Written instruction →
Each record below should be repeated precisely as written.

━━ Given data ━━

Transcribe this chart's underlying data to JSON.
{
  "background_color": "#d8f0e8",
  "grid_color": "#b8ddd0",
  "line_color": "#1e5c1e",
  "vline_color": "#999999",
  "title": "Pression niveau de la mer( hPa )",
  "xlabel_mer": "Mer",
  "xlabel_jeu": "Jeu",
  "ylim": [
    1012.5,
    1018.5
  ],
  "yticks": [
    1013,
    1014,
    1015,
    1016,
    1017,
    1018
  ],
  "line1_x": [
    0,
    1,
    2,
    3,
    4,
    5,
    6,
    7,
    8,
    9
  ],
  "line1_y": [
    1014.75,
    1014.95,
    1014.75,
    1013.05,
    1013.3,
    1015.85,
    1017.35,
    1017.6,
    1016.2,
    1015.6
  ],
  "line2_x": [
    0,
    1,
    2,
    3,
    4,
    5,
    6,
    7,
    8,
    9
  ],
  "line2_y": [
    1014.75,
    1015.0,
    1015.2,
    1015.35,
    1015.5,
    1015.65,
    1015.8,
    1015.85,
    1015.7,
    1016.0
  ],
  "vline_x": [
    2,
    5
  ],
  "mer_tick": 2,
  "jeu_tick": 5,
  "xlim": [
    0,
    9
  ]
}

━━━

Solution →
Transcribe this chart's underlying data to JSON.
{
  "background_color": "#d8f0e8",
  "grid_color": "#b8ddd0",
  "line_color": "#1e5c1e",
  "vline_color": "#999999",
  "title": "Pression niveau de la mer( hPa )",
  "xlabel_mer": "Mer",
  "xlabel_jeu": "Jeu",
  "ylim": [
    1012.5,
    1018.5
  ],
  "yticks": [
    1013,
    1014,
    1015,
    1016,
    1017,
    1018
  ],
  "line1_x": [
    0,
    1,
    2,
    3,
    4,
    5,
    6,
    7,
    8,
    9
  ],
  "line1_y": [
    1014.75,
    1014.95,
    1014.75,
    1013.05,
    1013.3,
    1015.85,
    1017.35,
    1017.6,
    1016.2,
    1015.6
  ],
  "line2_x": [
    0,
    1,
    2,
    3,
    4,
    5,
    6,
    7,
    8,
    9
  ],
  "line2_y": [
    1014.75,
    1015.0,
    1015.2,
    1015.35,
    1015.5,
    1015.65,
    1015.8,
    1015.85,
    1015.7,
    1016.0
  ],
  "vline_x": [
    2,
    5
  ],
  "mer_tick": 2,
  "jeu_tick": 5,
  "xlim": [
    0,
    9
  ]
}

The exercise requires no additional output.